● Your task
Transcribe, word for word, the line containing "Read this page and output its text content." and each line following it through the end of the listing below. Omit all other lines.
○ ○ ○
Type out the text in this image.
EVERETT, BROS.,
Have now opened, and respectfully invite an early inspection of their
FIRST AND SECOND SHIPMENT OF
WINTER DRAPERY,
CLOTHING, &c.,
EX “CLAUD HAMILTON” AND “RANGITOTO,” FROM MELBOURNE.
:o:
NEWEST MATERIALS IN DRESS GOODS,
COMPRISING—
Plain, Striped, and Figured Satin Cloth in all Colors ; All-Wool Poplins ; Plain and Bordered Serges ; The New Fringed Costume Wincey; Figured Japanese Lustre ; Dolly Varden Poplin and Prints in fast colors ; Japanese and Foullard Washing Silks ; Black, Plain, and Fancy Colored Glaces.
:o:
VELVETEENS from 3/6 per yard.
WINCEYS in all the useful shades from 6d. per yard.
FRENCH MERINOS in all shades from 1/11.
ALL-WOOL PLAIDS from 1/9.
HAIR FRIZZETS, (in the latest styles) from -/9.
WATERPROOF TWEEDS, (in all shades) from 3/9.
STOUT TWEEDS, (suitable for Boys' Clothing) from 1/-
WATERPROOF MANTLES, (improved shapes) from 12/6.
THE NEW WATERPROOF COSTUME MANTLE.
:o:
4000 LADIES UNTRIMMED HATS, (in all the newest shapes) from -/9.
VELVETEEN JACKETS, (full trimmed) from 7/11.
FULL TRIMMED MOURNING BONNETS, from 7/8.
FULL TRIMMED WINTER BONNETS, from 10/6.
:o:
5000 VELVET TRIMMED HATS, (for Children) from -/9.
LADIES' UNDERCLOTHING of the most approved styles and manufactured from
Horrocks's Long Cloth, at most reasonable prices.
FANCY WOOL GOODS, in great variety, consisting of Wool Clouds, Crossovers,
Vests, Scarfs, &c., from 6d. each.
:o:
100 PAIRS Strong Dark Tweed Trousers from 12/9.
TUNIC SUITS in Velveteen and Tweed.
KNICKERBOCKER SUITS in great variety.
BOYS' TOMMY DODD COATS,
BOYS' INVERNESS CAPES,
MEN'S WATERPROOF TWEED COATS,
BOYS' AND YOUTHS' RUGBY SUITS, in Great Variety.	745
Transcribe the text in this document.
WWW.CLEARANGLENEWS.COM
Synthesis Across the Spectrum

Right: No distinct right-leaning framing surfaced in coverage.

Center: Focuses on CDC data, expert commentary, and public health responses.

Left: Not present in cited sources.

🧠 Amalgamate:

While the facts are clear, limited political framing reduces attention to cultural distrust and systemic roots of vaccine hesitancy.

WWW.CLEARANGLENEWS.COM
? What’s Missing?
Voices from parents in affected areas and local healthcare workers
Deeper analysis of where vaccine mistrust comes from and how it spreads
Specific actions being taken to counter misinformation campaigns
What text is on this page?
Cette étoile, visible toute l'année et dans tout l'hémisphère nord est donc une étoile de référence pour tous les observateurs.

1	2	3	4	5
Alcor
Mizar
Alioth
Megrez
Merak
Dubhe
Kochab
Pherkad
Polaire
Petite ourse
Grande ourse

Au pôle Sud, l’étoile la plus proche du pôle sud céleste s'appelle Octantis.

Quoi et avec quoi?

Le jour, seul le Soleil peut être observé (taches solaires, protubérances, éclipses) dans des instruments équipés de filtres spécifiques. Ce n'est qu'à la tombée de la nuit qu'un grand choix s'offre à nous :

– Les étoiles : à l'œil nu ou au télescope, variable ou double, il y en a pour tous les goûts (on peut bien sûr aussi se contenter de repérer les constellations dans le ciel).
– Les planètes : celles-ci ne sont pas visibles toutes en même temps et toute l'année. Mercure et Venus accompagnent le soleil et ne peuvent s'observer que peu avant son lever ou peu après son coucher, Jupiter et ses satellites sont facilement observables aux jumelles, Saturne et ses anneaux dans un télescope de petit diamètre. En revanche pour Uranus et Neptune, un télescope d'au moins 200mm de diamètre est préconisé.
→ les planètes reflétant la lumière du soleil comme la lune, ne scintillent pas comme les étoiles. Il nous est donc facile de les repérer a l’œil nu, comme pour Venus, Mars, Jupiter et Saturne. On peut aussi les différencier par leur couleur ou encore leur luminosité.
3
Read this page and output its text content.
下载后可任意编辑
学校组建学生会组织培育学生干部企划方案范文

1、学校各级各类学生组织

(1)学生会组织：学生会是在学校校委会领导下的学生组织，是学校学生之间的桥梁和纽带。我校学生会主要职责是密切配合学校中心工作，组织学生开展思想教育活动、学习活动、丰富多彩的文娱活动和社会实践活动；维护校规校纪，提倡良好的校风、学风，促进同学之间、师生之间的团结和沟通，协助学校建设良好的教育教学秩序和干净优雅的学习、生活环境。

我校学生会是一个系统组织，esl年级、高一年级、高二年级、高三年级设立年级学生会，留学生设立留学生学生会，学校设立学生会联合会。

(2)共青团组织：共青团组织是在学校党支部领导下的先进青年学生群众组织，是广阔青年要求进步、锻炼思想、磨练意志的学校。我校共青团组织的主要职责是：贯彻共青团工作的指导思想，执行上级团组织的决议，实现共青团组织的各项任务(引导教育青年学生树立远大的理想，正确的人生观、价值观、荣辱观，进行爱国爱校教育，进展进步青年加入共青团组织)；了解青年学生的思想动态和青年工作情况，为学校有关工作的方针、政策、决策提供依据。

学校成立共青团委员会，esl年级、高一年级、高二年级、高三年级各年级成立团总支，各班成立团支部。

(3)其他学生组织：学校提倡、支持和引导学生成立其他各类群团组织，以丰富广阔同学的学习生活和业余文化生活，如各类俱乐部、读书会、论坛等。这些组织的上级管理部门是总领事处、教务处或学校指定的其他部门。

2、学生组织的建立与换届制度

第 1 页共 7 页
○ ○ ○
● Exercise response
Read this page and output its text content.
下载后可任意编辑
学校组建学生会组织培育学生干部企划方案范文

1、学校各级各类学生组织

(1)学生会组织：学生会是在学校校委会领导下的学生组织，是学校学生之间的桥梁和纽带。我校学生会主要职责是密切配合学校中心工作，组织学生开展思想教育活动、学习活动、丰富多彩的文娱活动和社会实践活动；维护校规校纪，提倡良好的校风、学风，促进同学之间、师生之间的团结和沟通，协助学校建设良好的教育教学秩序和干净优雅的学习、生活环境。

我校学生会是一个系统组织，esl年级、高一年级、高二年级、高三年级设立年级学生会，留学生设立留学生学生会，学校设立学生会联合会。

(2)共青团组织：共青团组织是在学校党支部领导下的先进青年学生群众组织，是广阔青年要求进步、锻炼思想、磨练意志的学校。我校共青团组织的主要职责是：贯彻共青团工作的指导思想，执行上级团组织的决议，实现共青团组织的各项任务(引导教育青年学生树立远大的理想，正确的人生观、价值观、荣辱观，进行爱国爱校教育，进展进步青年加入共青团组织)；了解青年学生的思想动态和青年工作情况，为学校有关工作的方针、政策、决策提供依据。

学校成立共青团委员会，esl年级、高一年级、高二年级、高三年级各年级成立团总支，各班成立团支部。

(3)其他学生组织：学校提倡、支持和引导学生成立其他各类群团组织，以丰富广阔同学的学习生活和业余文化生活，如各类俱乐部、读书会、论坛等。这些组织的上级管理部门是总领事处、教务处或学校指定的其他部门。

2、学生组织的建立与换届制度

第 1 页共 7 页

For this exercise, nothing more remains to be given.